◆ **Work required**
Out of the lines below, please list those that hold the string "means".

◆ **Collected data**
^^^^

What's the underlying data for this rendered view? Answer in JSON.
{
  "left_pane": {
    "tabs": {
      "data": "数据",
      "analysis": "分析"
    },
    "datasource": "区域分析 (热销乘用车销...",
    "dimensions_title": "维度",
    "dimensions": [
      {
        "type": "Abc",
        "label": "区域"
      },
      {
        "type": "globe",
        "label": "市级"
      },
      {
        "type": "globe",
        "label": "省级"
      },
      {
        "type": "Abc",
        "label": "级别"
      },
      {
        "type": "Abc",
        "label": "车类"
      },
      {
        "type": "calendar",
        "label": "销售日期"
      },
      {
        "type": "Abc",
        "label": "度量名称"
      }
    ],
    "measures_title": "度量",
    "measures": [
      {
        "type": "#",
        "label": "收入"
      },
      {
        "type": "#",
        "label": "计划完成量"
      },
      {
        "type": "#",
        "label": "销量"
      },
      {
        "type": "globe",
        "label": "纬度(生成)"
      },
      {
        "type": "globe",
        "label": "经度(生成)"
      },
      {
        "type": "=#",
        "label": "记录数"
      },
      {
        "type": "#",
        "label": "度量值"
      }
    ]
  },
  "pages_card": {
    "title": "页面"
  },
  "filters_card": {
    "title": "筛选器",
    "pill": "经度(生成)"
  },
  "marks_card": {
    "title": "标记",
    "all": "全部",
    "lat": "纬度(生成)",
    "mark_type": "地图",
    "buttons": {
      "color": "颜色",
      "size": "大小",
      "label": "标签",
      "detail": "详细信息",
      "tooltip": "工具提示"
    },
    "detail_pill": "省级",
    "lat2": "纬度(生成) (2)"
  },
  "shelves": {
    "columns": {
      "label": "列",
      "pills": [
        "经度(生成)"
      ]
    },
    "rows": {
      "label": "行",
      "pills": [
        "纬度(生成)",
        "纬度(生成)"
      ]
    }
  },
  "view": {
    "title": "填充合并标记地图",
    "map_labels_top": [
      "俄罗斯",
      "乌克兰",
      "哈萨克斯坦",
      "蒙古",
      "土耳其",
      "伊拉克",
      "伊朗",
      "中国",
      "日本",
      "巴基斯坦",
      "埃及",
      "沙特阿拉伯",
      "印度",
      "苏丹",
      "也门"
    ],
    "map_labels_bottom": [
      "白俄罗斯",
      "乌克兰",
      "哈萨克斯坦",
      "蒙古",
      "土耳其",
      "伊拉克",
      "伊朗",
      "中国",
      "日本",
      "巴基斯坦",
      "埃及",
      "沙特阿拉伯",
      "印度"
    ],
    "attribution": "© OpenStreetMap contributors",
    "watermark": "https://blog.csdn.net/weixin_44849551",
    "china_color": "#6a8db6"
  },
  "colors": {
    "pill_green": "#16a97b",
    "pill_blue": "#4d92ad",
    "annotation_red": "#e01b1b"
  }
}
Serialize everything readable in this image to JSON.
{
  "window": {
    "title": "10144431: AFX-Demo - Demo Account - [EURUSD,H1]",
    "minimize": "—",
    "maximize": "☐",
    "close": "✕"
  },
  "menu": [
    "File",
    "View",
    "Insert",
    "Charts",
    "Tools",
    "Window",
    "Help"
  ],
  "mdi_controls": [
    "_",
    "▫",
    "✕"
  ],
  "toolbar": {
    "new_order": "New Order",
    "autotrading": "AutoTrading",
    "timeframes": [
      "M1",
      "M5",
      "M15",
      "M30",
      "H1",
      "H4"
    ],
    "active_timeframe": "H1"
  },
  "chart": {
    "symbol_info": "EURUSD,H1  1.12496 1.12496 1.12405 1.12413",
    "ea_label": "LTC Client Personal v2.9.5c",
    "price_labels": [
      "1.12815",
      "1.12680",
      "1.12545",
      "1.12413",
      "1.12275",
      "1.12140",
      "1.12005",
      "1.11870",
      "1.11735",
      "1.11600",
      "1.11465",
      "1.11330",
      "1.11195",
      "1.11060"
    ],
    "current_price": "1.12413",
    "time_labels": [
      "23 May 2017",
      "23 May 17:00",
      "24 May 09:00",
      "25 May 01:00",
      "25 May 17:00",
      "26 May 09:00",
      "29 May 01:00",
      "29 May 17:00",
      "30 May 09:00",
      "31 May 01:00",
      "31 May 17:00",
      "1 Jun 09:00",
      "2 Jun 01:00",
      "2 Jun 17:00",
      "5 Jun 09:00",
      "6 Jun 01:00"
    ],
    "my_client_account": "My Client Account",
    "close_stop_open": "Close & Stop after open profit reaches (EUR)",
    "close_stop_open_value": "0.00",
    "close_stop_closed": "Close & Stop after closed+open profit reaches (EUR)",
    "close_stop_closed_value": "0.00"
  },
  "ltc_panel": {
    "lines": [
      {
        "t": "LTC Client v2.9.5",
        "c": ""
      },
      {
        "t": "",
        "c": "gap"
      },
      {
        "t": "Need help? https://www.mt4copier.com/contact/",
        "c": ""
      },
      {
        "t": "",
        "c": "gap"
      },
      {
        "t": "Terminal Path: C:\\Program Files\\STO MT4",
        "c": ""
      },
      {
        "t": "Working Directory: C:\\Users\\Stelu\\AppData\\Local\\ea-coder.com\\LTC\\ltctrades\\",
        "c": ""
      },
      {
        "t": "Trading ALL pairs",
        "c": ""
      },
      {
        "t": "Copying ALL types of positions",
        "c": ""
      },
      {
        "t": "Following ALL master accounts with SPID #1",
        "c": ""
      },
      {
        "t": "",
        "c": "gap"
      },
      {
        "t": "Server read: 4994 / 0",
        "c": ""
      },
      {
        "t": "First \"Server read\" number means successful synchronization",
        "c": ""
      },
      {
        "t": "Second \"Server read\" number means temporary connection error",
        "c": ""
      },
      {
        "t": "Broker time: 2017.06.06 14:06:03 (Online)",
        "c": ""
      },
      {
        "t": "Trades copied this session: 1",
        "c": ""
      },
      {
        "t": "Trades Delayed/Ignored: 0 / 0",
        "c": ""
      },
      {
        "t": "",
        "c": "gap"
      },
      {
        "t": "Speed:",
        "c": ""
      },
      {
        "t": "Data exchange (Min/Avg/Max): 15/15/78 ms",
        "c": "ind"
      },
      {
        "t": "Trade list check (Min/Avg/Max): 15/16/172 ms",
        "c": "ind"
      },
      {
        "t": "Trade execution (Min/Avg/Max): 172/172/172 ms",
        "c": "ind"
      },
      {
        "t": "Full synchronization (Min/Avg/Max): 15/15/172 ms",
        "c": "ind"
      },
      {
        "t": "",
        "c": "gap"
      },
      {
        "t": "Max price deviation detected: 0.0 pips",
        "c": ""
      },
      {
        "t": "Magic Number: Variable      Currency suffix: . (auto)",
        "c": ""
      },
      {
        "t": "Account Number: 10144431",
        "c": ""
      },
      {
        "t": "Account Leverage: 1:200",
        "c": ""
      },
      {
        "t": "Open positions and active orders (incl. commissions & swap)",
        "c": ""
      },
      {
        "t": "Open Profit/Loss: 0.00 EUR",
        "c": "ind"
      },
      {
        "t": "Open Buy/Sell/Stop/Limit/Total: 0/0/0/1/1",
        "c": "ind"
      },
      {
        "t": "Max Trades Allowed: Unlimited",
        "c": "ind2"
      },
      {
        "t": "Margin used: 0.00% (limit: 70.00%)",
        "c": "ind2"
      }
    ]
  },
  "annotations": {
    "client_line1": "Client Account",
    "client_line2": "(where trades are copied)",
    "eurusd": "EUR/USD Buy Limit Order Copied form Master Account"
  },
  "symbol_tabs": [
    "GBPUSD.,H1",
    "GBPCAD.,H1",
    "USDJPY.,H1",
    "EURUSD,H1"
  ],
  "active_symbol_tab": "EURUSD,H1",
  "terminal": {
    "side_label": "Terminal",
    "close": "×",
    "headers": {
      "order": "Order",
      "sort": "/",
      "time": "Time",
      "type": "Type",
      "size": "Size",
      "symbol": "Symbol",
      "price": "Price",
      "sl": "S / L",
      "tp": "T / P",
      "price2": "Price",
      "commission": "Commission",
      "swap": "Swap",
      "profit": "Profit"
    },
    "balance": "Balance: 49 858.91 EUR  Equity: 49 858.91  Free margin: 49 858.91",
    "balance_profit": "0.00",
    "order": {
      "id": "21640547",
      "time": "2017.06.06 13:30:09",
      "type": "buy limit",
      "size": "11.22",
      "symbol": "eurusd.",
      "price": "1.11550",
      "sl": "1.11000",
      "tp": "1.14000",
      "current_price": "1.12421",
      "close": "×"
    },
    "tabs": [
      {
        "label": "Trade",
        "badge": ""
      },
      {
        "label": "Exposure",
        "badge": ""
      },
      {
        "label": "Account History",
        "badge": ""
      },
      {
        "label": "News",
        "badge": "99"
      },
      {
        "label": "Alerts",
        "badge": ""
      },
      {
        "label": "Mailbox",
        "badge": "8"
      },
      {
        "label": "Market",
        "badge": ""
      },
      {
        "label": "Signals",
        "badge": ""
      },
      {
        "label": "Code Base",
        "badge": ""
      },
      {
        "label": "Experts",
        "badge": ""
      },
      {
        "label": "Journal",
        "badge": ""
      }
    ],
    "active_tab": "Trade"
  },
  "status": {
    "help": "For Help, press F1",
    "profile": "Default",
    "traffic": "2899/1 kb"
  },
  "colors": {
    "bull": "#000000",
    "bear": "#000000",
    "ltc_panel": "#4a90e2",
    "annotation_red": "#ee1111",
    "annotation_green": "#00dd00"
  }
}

^^^^

◆ **Output for this task**
        "t": "First \"Server read\" number means successful synchronization",
        "t": "Second \"Server read\" number means temporary connection error",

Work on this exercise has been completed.